● **DATA SUPPLIED**:
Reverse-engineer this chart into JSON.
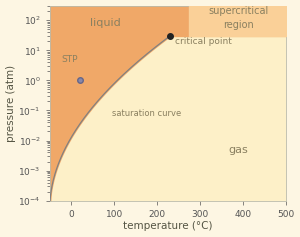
{
  "title": "",
  "xlabel": "temperature (°C)",
  "ylabel": "pressure (atm)",
  "xlim": [
    -50,
    500
  ],
  "ylim_lo": 0.0001,
  "ylim_hi": 300,
  "bg_color": "#fdf6e3",
  "liquid_color": "#f0a868",
  "supercritical_color": "#fad098",
  "gas_color": "#fdf0c8",
  "curve_color": "#808080",
  "critical_T": 230,
  "critical_P": 30,
  "stp_T": 20,
  "stp_P": 1.0,
  "supercrit_boundary_T": 275,
  "label_liquid": "liquid",
  "label_gas": "gas",
  "label_supercritical": "supercritical\nregion",
  "label_saturation": "saturation curve",
  "label_stp": "STP",
  "label_critical": "critical point",
  "text_color": "#8a8060"
}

● **TASK REQUIREMENTS**: Repeat all of the data above word for word, minus the pictures.

● **ANSWER TO THIS PROBLEM**:
Reverse-engineer this chart into JSON.
{
  "title": "",
  "xlabel": "temperature (°C)",
  "ylabel": "pressure (atm)",
  "xlim": [
    -50,
    500
  ],
  "ylim_lo": 0.0001,
  "ylim_hi": 300,
  "bg_color": "#fdf6e3",
  "liquid_color": "#f0a868",
  "supercritical_color": "#fad098",
  "gas_color": "#fdf0c8",
  "curve_color": "#808080",
  "critical_T": 230,
  "critical_P": 30,
  "stp_T": 20,
  "stp_P": 1.0,
  "supercrit_boundary_T": 275,
  "label_liquid": "liquid",
  "label_gas": "gas",
  "label_supercritical": "supercritical\nregion",
  "label_saturation": "saturation curve",
  "label_stp": "STP",
  "label_critical": "critical point",
  "text_color": "#8a8060"
}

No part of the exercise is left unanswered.